◆ **PROBLEMA 1**
Segundo o relato, por quantos dias Laís teve companhia na UTI Neonatal quando nasceu?
◆ **PROBLEMA 2**
Por favor, reescreva tudo o que vai de "204 dias depois, voltei" até "nos últimos meses." no relato, substituindo "sorvete" por "picolé".

◆ **TRECHO DO TEXTO**
|---|

204 dias depois, voltei ao trabalho presencial na última quarta-feira. Os dias de home-office, embora duros e cheios de incertezas, eram coloridos por ela, de ponta a ponta. E hoje percebo o quão sua presença foi essencial pra eu atravessar esse momento de uma forma menos traumática e mais otimista.
Quando Laís nasceu, lhe fiz companhia na UTI Neonatal por 80 dias; agora, ela, bravamente, segurou a barra por mim durante mais de 200 nasceres e pores do sol, longe dos amiguinhos, da escolinha, da pracinha na esquina, do sorvete, do shopping…
Todo amor que ela recebeu de mim em seu momento de maior dificuldade quando chegou ao mundo, me devolveu nesse período tudo em dobro e com juros, mesmo que sequer tenha noção disso, já que sou um cara realmente frágil emocionalmente, e só eu sei as marcas que essa pandemia deixou em mim nos últimos meses.
Então, olhar pra ela e vê-la forte, seguindo, me abraçando, beijando e dizendo que me amava sem eu pedir, me contagiou de um jeito que não consigo mensurar em palavras.
Laís não só me mantém vivo, mas, principalmente, faz com que eu me sinta vivo.
Na rotina do remoto, levantava com ela ainda dormindo, dava um cheirinho, arrumava o travesseiro entre suas pernocas, colocava o cobertor no lugar e seguia na preparação do café, enquanto o PC iniciava.
A labuta tinha início com ela ainda babando na cama, por isso, a cada meia hora, entre uma reunião e outra, lá estava eu, no cantinho da porta do quarto, espiando com rabo de olho, admirando-a e me abastecendo com a energia necessária para terminar o dia tendo o emocional e a motivação intactos em meio a tantas notícias ruins.
Estava eu, focado nas atividades, quando, de repente, lá vinha ela, cambaleando de sono, descabelada, quase sonâmbula, com o Pocoyo numa das mãos.

|---|

◆ **DADOS PARA ANÁLISE**
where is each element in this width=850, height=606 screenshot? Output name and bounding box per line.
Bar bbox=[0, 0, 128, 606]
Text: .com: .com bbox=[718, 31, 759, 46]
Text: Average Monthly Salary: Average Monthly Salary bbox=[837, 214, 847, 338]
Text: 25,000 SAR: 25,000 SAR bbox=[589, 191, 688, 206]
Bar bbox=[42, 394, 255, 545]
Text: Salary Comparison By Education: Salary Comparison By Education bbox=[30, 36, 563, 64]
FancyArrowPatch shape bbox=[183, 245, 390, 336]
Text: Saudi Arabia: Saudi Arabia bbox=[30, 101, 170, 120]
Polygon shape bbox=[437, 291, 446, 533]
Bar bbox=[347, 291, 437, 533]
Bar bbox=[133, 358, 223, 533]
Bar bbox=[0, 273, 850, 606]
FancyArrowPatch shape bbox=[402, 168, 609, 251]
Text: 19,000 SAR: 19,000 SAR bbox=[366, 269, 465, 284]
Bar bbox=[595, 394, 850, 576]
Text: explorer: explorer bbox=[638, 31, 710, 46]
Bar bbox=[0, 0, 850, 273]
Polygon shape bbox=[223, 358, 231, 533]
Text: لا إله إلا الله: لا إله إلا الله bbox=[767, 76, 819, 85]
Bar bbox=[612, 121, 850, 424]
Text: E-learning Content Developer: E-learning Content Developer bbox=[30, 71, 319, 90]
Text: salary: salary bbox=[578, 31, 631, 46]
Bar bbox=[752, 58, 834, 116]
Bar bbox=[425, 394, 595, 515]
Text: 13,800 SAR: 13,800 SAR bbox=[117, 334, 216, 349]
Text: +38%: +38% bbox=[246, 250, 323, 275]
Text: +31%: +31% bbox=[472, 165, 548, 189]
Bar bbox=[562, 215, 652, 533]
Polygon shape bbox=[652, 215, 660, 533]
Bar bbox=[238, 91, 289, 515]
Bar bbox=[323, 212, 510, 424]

|---|

◆ **RESULTADO DA TAREFA 1**
80 dias.

◆ **RESULTADO DA TAREFA 2**
204 dias depois, voltei ao trabalho presencial na última quarta-feira. Os dias de home-office, embora duros e cheios de incertezas, eram coloridos por ela, de ponta a ponta. E hoje percebo o quão sua presença foi essencial pra eu atravessar esse momento de uma forma menos traumática e mais otimista.
Quando Laís nasceu, lhe fiz companhia na UTI Neonatal por 80 dias; agora, ela, bravamente, segurou a barra por mim durante mais de 200 nasceres e pores do sol, longe dos amiguinhos, da escolinha, da pracinha na esquina, do picolé, do shopping…
Todo amor que ela recebeu de mim em seu momento de maior dificuldade quando chegou ao mundo, me devolveu nesse período tudo em dobro e com juros, mesmo que sequer tenha noção disso, já que sou um cara realmente frágil emocionalmente, e só eu sei as marcas que essa pandemia deixou em mim nos últimos meses.